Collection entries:

_____

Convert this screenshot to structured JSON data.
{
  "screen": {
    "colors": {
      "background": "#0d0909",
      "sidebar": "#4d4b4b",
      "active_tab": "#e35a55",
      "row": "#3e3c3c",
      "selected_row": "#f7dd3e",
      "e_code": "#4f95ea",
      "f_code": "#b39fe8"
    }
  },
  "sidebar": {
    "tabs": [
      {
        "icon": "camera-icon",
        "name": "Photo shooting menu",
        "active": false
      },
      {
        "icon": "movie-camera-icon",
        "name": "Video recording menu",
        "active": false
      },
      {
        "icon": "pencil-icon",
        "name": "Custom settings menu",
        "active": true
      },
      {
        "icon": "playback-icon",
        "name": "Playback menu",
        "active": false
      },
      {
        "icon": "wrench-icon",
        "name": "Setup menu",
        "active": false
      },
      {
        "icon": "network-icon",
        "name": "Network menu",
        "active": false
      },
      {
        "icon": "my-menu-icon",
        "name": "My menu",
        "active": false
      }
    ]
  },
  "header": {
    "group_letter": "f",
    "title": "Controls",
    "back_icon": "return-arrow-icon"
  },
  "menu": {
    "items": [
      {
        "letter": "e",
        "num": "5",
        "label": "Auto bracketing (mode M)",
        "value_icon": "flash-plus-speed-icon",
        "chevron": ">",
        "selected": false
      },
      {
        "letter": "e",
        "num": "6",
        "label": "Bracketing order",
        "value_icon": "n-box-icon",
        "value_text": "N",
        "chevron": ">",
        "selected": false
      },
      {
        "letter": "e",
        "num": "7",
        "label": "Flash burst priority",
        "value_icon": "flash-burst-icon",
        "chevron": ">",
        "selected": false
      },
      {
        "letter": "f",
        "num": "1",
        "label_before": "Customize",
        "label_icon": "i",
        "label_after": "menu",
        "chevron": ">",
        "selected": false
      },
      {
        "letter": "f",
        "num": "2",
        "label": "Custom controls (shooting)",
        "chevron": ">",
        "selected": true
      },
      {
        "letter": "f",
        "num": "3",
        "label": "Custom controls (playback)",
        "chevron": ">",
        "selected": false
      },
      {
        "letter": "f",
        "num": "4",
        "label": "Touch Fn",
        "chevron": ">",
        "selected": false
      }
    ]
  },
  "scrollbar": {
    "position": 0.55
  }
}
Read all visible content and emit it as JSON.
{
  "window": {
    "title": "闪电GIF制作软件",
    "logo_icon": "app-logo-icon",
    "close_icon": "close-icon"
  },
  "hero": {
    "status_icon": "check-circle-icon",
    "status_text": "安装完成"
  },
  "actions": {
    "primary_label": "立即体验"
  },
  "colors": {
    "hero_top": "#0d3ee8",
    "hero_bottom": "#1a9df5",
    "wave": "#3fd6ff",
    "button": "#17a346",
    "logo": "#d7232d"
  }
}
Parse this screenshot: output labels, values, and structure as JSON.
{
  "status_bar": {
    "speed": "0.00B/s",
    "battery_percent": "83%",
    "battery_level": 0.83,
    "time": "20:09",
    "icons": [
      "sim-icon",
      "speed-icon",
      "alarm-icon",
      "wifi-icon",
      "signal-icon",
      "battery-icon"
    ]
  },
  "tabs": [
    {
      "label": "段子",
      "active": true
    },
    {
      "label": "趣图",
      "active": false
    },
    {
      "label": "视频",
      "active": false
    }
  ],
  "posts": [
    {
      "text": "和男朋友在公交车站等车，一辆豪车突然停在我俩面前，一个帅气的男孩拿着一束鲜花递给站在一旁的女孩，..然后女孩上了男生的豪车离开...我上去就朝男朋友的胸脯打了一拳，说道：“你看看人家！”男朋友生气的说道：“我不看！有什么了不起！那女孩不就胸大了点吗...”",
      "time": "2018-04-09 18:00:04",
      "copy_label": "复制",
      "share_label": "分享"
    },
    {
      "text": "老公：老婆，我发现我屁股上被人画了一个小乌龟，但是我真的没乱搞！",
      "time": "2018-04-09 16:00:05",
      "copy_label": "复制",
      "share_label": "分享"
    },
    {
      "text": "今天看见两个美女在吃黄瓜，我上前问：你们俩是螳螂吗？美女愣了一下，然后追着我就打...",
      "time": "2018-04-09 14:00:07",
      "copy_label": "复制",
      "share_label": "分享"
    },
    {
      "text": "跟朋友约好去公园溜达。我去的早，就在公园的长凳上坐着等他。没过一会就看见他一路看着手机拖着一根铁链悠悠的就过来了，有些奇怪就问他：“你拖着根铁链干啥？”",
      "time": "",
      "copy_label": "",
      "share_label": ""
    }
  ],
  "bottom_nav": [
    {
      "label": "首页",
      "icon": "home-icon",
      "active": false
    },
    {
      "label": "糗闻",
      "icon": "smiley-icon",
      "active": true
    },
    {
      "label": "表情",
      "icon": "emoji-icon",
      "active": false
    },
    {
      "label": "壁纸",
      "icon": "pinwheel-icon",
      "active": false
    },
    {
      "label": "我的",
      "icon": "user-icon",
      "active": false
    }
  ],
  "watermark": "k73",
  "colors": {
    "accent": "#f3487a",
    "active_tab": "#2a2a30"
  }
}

_____

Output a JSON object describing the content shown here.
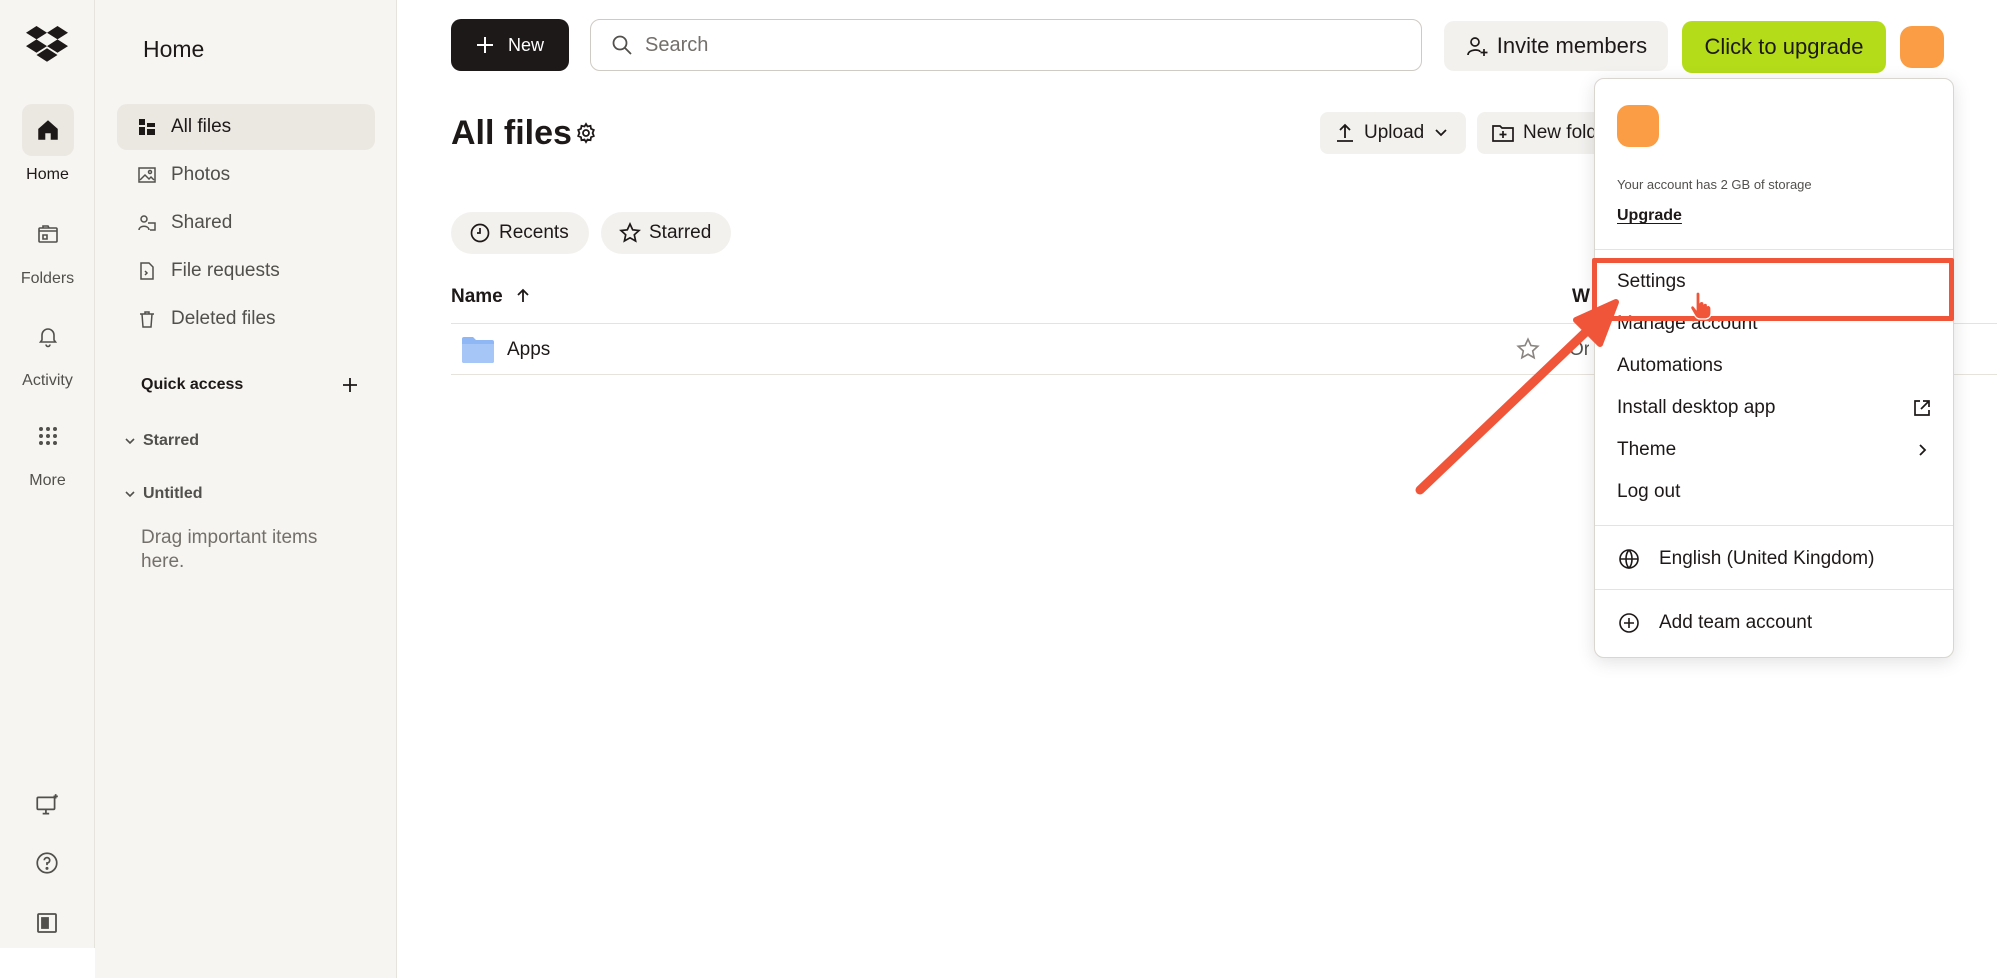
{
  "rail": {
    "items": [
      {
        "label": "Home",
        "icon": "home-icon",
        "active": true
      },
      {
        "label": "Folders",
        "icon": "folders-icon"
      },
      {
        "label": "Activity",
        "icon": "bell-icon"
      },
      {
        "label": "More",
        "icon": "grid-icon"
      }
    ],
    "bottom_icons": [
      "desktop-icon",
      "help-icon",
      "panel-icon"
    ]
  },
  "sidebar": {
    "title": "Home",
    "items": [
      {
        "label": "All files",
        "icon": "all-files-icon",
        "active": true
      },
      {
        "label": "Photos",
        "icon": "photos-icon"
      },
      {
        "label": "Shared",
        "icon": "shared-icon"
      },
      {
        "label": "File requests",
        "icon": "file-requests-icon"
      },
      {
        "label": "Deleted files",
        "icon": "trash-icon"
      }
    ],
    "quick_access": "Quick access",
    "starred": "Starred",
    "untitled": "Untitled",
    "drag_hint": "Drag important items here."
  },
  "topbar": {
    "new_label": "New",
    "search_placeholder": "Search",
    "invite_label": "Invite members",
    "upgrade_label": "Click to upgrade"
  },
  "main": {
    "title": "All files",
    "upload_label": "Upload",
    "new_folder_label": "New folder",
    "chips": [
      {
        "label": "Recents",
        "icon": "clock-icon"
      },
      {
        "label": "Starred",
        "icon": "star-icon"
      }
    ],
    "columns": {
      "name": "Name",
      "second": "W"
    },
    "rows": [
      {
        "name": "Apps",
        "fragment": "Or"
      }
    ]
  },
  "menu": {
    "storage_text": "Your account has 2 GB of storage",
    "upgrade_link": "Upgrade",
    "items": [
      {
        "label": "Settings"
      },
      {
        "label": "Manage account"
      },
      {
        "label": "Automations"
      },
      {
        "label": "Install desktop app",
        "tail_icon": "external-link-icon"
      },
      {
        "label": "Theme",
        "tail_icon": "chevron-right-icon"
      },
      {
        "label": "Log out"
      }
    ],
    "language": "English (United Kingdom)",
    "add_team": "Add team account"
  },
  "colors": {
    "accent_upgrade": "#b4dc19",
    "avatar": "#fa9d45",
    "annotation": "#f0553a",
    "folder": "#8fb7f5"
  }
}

_____

Exercise brief: Which lines hold the word "requests"? Copy every one of them.

Full output:
        "label": "File requests",
        "icon": "file-requests-icon"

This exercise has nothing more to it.